Extracted data entries:
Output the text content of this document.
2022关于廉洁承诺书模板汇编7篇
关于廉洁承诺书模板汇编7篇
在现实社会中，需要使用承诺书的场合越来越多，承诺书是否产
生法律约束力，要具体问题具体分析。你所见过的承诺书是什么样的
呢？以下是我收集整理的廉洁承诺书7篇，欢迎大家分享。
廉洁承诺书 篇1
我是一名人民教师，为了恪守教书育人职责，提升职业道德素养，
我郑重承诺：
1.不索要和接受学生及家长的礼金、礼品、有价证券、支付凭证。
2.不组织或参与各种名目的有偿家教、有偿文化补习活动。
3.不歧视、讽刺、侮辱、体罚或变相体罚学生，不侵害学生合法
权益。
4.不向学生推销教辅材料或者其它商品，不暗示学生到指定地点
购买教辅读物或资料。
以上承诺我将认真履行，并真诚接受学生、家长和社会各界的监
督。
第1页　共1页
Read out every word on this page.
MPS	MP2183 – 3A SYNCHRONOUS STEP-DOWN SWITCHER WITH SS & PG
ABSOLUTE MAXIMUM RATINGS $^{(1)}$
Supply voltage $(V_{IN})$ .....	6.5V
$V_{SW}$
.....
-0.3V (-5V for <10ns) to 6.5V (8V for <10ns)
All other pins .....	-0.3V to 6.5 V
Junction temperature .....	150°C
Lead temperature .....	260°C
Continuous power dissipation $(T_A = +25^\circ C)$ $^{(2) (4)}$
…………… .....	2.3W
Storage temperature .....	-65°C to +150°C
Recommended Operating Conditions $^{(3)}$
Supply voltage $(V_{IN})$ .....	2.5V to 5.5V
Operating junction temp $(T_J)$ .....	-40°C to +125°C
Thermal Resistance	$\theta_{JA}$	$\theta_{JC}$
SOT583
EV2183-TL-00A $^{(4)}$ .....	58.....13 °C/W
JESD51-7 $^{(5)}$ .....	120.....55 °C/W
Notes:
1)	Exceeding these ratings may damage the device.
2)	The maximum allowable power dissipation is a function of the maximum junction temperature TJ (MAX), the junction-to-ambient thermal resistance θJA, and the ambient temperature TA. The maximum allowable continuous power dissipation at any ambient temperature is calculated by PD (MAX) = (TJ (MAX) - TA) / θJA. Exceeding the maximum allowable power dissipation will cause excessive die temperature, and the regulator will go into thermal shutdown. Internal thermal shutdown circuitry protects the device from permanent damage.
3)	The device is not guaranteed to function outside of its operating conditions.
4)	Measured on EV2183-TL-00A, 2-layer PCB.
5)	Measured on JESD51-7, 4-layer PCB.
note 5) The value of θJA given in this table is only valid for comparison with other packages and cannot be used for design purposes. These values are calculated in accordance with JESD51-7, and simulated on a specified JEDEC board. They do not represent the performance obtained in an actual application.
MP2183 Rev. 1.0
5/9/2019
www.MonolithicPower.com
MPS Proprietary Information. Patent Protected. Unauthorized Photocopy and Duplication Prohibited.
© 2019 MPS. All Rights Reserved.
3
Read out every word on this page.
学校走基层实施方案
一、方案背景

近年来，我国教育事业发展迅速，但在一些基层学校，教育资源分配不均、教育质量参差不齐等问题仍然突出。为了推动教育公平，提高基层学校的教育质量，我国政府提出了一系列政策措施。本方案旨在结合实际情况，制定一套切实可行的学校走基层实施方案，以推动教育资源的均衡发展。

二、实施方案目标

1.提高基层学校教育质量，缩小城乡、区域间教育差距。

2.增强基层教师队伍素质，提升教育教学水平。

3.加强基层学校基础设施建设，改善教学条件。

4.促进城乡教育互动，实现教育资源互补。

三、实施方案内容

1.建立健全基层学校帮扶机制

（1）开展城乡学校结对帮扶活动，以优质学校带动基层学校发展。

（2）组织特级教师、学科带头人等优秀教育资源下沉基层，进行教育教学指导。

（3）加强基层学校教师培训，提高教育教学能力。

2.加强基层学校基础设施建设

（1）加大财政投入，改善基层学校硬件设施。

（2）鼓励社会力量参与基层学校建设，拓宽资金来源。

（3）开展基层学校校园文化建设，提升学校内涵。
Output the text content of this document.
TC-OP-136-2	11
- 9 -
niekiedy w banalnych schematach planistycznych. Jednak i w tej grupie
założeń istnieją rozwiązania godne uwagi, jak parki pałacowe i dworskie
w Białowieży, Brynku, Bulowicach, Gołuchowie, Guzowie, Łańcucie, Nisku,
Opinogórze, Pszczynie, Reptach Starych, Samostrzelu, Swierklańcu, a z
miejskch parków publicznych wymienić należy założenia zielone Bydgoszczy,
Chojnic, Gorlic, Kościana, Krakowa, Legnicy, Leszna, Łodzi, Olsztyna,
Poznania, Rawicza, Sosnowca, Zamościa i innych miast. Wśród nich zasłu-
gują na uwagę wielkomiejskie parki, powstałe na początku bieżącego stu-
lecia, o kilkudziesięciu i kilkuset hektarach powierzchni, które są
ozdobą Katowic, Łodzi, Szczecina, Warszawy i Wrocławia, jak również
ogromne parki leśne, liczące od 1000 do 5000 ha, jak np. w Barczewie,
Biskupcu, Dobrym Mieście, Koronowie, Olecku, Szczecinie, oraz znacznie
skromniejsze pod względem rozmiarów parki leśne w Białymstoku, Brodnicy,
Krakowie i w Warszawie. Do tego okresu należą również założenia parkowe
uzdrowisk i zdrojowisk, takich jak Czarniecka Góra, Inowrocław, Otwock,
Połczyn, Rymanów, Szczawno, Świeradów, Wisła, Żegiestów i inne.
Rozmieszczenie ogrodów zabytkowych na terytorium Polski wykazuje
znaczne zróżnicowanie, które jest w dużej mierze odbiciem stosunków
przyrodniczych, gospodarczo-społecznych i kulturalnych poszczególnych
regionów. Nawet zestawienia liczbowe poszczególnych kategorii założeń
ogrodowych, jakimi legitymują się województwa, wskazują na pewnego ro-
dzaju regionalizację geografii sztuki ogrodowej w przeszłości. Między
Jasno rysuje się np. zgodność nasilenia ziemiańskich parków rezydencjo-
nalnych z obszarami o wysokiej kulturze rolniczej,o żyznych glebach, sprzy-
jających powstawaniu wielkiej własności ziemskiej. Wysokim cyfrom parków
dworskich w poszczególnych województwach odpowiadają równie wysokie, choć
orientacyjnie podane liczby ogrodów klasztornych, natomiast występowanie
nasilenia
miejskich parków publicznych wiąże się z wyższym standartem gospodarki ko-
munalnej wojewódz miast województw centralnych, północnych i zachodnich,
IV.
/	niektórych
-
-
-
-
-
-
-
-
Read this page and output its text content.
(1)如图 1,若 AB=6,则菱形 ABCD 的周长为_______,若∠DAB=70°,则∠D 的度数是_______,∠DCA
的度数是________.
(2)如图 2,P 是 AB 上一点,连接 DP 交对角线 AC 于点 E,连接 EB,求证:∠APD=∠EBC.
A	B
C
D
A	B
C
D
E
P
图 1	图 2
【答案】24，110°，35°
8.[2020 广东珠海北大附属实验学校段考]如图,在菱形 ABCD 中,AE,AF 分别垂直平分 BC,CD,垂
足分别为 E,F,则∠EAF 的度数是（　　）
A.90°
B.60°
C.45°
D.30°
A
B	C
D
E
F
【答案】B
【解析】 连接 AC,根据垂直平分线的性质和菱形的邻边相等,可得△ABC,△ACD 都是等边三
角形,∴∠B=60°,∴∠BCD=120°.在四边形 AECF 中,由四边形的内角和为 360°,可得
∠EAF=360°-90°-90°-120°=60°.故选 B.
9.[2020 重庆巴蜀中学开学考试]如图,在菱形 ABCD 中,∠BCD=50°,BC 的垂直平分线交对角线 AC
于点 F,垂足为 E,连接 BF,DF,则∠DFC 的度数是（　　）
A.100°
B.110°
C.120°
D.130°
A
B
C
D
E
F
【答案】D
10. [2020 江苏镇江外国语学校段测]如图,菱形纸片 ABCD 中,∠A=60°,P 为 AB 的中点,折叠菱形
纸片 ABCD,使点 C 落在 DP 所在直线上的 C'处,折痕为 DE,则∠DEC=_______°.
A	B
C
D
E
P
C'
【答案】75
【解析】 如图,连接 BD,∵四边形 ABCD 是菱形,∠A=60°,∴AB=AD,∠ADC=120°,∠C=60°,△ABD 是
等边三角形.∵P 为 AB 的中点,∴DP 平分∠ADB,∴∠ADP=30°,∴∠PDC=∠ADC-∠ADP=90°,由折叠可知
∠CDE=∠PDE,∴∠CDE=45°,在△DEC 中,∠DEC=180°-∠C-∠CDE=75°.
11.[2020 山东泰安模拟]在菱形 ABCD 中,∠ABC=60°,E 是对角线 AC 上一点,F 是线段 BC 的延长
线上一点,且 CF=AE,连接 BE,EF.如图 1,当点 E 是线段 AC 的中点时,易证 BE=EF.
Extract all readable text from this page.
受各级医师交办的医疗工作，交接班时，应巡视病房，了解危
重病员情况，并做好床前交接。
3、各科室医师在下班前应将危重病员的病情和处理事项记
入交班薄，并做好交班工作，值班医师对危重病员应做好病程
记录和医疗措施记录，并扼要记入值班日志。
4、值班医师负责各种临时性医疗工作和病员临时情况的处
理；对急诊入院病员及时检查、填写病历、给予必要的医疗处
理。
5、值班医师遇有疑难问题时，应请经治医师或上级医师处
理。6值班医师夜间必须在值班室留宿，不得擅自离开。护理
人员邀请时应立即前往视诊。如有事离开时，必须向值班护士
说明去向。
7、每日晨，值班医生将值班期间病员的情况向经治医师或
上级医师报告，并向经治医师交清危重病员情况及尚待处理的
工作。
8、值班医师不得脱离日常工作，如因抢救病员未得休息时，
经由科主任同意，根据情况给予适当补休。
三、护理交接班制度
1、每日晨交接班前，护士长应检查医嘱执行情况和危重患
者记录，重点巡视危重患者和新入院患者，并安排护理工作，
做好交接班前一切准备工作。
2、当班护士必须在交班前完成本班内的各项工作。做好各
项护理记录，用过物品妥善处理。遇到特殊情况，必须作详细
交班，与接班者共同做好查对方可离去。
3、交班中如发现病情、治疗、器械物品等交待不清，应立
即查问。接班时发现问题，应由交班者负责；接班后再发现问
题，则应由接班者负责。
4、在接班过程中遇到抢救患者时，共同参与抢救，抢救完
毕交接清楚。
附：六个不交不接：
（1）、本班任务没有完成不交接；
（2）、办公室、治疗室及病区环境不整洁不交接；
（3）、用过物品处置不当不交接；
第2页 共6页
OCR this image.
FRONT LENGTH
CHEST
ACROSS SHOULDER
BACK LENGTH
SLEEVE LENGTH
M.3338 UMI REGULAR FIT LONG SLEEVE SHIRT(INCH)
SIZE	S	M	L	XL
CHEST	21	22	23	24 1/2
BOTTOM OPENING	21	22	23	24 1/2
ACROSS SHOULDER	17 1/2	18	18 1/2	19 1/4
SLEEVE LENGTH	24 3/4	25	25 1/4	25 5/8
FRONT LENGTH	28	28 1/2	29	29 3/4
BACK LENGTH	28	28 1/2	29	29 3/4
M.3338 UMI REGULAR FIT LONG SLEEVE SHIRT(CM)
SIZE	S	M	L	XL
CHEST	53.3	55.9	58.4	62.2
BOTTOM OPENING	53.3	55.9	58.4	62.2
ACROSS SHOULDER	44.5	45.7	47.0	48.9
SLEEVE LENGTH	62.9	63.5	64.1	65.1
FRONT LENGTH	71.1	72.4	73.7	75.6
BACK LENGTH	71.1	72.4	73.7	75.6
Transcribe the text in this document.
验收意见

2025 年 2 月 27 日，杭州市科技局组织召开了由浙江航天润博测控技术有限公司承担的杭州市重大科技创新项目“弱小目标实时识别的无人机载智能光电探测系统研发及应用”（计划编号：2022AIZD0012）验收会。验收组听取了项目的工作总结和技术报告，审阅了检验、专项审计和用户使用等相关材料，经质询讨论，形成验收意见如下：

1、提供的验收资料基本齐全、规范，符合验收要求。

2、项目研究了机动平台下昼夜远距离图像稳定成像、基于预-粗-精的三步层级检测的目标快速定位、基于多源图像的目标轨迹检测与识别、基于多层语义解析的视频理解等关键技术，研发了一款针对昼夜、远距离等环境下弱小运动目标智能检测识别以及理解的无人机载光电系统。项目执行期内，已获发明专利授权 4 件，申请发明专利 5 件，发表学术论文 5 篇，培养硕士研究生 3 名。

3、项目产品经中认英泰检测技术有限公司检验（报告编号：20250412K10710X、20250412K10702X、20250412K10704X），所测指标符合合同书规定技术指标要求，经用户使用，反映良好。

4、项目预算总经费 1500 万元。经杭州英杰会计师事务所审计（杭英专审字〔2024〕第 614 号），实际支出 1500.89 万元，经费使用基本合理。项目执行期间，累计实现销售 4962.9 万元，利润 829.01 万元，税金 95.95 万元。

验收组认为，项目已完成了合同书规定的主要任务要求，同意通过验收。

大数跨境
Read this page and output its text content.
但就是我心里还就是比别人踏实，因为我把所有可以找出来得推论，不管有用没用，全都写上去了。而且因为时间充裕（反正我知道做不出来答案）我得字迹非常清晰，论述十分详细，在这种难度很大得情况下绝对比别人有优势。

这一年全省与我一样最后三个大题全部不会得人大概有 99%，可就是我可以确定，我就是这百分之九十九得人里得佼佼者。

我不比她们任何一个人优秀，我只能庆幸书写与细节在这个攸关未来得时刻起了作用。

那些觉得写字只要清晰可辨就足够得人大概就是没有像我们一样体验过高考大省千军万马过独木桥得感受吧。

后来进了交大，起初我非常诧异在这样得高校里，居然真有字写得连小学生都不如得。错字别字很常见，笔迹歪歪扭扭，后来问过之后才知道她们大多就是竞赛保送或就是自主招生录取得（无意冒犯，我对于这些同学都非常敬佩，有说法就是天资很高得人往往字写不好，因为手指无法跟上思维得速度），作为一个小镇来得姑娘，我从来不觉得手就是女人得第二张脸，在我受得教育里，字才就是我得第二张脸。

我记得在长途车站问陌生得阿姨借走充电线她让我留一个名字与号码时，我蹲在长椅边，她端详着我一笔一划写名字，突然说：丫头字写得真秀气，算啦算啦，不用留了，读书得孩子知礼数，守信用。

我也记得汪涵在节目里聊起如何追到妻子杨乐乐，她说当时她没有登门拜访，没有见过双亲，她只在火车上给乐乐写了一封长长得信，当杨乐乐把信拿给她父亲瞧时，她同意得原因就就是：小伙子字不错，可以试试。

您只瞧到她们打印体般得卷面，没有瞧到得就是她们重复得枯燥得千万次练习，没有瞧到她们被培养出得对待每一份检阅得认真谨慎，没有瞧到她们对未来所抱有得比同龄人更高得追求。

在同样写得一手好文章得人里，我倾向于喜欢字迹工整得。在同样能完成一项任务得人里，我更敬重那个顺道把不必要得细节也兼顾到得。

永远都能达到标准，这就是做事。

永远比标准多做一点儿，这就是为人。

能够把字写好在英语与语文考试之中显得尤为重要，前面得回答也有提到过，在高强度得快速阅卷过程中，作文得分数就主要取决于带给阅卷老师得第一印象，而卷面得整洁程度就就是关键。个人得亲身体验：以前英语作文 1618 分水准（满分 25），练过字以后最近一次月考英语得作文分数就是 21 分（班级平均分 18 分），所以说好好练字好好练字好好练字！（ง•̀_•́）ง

## Problem requirements
Search the data for the string "LENGTH" and copy each line where it appears.

## Response below
FRONT LENGTH
BACK LENGTH
SLEEVE LENGTH
SLEEVE LENGTH	24 3/4	25	25 1/4	25 5/8
FRONT LENGTH	28	28 1/2	29	29 3/4
BACK LENGTH	28	28 1/2	29	29 3/4
SLEEVE LENGTH	62.9	63.5	64.1	65.1
FRONT LENGTH	71.1	72.4	73.7	75.6
BACK LENGTH	71.1	72.4	73.7	75.6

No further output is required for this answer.